Data shown:
★ ★ ★

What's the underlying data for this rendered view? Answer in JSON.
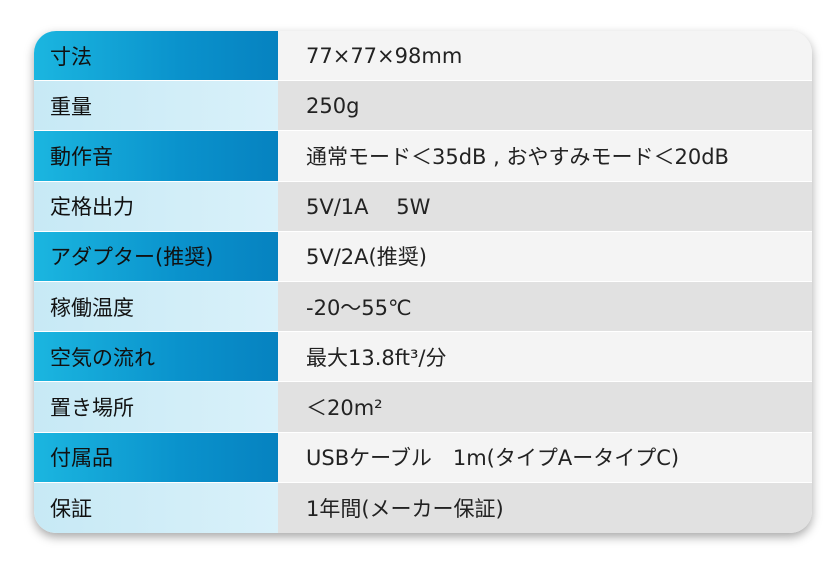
{
  "specs": [
    {
      "label": "寸法",
      "value": "77×77×98mm"
    },
    {
      "label": "重量",
      "value": "250g"
    },
    {
      "label": "動作音",
      "value": "通常モード＜35dB , おやすみモード＜20dB"
    },
    {
      "label": "定格出力",
      "value": "5V/1A　 5W"
    },
    {
      "label": "アダプター(推奨)",
      "value": "5V/2A(推奨)"
    },
    {
      "label": "稼働温度",
      "value": "-20〜55℃"
    },
    {
      "label": "空気の流れ",
      "value": "最大13.8ft³/分"
    },
    {
      "label": "置き場所",
      "value": "＜20m²"
    },
    {
      "label": "付属品",
      "value": "USBケーブル　1m(タイプAータイプC)"
    },
    {
      "label": "保証",
      "value": "1年間(メーカー保証)"
    }
  ],
  "colors": {
    "label_dark": "#0a92cc",
    "label_light": "#d0edf7",
    "value_light": "#f4f4f4",
    "value_dark": "#e1e1e1"
  }
}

★ ★ ★

What to do: All the lines above are to be reproduced exactly, except the pictures.

Solution for this problem:
What's the underlying data for this rendered view? Answer in JSON.
{
  "specs": [
    {
      "label": "寸法",
      "value": "77×77×98mm"
    },
    {
      "label": "重量",
      "value": "250g"
    },
    {
      "label": "動作音",
      "value": "通常モード＜35dB , おやすみモード＜20dB"
    },
    {
      "label": "定格出力",
      "value": "5V/1A　 5W"
    },
    {
      "label": "アダプター(推奨)",
      "value": "5V/2A(推奨)"
    },
    {
      "label": "稼働温度",
      "value": "-20〜55℃"
    },
    {
      "label": "空気の流れ",
      "value": "最大13.8ft³/分"
    },
    {
      "label": "置き場所",
      "value": "＜20m²"
    },
    {
      "label": "付属品",
      "value": "USBケーブル　1m(タイプAータイプC)"
    },
    {
      "label": "保証",
      "value": "1年間(メーカー保証)"
    }
  ],
  "colors": {
    "label_dark": "#0a92cc",
    "label_light": "#d0edf7",
    "value_light": "#f4f4f4",
    "value_dark": "#e1e1e1"
  }
}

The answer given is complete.